-- START OF Exercise materials --

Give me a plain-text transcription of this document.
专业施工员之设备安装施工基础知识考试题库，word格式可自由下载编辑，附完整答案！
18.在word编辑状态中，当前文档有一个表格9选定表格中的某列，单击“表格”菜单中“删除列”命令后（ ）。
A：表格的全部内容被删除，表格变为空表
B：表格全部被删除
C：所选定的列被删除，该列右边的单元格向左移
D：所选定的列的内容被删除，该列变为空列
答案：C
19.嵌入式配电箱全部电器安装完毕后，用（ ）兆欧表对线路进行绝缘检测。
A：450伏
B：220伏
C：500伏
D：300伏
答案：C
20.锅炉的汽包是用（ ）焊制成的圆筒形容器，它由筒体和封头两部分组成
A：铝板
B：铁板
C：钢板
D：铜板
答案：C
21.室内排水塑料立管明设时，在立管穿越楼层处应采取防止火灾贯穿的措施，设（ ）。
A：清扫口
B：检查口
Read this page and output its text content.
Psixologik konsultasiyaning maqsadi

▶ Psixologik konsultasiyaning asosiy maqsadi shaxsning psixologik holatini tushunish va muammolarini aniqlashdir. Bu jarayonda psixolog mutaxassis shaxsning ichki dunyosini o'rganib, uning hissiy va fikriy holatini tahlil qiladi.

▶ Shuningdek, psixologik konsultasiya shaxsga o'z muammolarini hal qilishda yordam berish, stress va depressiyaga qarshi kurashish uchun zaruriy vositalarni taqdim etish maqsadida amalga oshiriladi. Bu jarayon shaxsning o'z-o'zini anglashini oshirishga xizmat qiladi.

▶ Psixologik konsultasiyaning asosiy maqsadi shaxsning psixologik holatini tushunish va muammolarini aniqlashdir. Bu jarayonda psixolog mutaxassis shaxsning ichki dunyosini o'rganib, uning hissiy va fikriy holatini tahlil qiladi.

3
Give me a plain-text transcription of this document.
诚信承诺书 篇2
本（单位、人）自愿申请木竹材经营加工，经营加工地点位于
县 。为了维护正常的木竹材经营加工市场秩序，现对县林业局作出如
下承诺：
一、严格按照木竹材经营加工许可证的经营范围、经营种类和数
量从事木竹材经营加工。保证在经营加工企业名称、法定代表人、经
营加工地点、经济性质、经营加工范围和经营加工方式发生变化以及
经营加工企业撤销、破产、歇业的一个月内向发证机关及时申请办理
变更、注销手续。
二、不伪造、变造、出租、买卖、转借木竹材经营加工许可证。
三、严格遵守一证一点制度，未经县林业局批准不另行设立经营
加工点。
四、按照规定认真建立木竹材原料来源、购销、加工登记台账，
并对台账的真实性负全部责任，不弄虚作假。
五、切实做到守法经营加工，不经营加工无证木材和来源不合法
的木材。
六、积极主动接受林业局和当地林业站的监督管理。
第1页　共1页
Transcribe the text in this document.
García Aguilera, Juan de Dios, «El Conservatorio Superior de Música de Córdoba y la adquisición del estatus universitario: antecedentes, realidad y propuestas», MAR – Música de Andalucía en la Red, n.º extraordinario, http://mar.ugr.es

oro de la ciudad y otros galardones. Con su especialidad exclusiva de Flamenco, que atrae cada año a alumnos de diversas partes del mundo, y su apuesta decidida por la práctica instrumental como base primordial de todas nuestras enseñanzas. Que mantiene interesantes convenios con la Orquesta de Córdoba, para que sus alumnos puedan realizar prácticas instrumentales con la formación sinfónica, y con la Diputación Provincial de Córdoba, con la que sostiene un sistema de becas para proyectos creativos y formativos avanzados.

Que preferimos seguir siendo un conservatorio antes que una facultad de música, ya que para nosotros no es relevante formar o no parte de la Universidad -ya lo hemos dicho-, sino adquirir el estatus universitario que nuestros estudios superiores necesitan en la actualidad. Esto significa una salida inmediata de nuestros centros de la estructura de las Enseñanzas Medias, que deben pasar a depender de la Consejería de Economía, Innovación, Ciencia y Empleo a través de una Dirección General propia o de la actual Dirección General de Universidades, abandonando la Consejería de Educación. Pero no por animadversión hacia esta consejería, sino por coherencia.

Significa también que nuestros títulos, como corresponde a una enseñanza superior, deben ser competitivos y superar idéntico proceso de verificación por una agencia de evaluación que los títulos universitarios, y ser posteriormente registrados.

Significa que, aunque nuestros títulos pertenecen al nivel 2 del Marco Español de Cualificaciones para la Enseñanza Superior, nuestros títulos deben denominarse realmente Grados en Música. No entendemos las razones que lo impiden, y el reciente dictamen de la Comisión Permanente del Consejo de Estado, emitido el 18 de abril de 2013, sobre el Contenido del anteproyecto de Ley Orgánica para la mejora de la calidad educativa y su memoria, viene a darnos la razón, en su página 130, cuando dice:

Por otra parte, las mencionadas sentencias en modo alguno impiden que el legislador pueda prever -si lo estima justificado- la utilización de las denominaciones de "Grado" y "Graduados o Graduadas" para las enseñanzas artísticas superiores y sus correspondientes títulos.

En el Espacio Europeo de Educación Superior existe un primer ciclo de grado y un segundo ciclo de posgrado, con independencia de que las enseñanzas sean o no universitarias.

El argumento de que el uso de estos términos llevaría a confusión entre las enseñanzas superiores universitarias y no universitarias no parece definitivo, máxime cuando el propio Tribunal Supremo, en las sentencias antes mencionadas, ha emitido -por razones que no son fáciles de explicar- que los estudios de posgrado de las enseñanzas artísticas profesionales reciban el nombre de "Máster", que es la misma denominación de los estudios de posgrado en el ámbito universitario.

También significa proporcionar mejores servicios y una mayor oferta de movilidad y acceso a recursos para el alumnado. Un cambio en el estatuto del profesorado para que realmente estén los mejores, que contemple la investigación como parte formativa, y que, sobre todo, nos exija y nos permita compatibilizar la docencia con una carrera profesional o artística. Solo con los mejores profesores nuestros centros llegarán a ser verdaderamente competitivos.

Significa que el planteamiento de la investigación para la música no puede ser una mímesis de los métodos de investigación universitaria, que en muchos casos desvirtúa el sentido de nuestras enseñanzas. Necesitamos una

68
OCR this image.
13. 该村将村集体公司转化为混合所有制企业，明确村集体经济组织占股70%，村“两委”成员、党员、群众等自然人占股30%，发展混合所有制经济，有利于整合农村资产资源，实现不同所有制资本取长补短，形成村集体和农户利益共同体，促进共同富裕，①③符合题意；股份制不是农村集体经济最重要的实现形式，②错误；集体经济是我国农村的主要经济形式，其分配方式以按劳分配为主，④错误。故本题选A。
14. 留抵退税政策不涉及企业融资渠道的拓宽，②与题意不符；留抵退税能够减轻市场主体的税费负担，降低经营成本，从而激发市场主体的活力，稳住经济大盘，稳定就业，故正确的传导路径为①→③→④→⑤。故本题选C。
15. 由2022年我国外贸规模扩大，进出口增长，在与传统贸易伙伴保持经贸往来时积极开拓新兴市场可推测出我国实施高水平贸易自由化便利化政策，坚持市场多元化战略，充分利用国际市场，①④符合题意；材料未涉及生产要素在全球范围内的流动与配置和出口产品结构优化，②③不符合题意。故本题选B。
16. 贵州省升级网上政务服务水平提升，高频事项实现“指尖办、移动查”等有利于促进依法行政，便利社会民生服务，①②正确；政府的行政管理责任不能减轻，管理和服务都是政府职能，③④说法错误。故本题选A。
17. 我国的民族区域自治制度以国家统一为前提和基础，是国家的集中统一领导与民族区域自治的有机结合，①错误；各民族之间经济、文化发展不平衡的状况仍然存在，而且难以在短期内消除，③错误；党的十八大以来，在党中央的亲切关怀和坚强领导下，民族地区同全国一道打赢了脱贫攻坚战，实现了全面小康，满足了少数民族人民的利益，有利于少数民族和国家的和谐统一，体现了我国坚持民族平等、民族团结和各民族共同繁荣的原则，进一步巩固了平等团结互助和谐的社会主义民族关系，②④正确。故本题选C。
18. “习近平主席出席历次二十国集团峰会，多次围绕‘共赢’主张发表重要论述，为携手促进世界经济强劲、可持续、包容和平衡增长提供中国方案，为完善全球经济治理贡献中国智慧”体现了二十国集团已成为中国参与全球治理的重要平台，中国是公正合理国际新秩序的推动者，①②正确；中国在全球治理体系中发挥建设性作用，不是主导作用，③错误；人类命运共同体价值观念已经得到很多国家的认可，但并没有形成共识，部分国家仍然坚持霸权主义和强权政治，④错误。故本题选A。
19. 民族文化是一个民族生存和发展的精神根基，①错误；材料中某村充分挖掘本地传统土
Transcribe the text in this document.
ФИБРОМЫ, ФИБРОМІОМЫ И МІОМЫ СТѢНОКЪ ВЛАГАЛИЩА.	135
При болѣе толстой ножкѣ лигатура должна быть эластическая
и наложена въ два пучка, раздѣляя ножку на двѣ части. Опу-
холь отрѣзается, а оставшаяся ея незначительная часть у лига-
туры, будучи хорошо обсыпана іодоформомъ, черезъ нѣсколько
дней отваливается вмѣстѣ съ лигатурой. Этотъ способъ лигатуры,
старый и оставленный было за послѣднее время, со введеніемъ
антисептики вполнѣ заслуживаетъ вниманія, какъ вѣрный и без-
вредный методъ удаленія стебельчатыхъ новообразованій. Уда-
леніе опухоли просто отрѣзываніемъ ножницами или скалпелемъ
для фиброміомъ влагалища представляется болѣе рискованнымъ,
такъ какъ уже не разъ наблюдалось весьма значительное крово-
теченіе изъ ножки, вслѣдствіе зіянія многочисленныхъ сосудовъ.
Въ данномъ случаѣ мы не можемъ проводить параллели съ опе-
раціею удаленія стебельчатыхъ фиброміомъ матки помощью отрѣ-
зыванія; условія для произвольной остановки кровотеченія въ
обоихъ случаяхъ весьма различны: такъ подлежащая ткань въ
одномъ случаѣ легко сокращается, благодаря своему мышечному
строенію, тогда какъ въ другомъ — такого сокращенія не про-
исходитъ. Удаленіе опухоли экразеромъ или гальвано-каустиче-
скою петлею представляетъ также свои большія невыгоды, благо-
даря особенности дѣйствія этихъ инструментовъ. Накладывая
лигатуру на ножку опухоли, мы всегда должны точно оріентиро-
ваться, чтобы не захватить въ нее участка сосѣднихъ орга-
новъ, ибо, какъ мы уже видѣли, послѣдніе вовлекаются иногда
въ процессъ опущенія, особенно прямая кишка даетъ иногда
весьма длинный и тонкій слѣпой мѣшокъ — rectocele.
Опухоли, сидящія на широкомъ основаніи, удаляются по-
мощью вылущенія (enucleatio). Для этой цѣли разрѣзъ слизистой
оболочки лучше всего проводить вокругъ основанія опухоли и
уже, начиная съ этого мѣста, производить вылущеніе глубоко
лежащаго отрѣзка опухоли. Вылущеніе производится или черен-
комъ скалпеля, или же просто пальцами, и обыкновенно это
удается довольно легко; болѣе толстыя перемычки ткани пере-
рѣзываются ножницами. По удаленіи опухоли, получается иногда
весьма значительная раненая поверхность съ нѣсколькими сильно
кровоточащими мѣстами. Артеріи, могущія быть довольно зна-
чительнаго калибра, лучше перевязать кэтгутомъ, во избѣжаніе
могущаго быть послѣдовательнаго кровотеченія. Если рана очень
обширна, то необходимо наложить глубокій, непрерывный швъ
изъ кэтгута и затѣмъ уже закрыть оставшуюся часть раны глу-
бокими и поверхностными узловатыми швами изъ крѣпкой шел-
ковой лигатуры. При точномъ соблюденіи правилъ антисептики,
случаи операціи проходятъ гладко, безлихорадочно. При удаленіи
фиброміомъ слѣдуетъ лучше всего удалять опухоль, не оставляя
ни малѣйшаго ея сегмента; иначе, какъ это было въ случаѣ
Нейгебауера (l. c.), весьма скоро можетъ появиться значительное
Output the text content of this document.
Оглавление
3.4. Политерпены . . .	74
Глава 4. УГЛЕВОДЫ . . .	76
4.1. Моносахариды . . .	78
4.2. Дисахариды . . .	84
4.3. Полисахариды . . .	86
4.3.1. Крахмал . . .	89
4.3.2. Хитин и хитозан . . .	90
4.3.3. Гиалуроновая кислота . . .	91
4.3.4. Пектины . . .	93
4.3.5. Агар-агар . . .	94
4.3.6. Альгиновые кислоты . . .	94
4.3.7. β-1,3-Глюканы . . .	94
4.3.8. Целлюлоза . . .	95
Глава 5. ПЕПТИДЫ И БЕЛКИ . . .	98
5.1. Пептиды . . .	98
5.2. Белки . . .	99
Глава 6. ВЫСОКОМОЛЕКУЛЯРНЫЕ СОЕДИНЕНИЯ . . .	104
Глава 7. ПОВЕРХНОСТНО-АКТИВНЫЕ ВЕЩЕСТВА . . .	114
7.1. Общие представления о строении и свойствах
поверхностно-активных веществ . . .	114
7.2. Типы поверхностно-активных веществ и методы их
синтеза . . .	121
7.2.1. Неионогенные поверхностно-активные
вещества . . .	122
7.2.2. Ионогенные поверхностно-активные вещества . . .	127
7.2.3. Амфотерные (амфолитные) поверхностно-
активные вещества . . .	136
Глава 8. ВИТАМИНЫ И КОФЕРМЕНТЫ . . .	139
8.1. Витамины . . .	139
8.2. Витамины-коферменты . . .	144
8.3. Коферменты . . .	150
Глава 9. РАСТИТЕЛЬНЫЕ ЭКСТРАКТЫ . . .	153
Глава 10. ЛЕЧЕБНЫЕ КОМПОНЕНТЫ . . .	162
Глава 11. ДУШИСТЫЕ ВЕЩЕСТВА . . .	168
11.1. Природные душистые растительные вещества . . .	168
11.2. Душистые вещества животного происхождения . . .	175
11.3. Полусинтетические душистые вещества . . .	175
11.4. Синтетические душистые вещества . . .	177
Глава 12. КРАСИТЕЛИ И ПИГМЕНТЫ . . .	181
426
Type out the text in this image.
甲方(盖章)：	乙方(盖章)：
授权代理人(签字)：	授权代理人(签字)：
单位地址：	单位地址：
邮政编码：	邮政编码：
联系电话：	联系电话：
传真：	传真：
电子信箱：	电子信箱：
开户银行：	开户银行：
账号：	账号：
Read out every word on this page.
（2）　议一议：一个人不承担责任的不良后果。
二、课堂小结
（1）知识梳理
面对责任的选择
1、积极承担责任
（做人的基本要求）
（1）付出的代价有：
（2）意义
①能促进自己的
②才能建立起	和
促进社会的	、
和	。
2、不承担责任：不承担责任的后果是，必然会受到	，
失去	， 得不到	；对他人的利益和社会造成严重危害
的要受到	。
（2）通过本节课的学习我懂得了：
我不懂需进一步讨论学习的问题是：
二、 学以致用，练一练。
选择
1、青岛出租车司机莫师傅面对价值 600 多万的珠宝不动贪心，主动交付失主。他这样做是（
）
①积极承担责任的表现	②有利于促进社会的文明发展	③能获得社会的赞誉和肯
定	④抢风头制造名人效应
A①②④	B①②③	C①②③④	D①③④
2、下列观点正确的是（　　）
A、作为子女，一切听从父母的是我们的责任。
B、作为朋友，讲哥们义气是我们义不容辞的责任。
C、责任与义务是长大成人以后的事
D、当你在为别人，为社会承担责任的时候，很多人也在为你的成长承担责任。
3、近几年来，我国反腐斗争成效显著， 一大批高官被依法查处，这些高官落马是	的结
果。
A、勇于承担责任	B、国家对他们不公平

-- END OF Exercise materials --

Directions: Wherever the string "легко" appears in the entries above, list that line.

Correct answer:
одномъ случаѣ легко сокращается, благодаря своему мышечному
удается довольно легко; болѣе толстыя перемычки ткани пере-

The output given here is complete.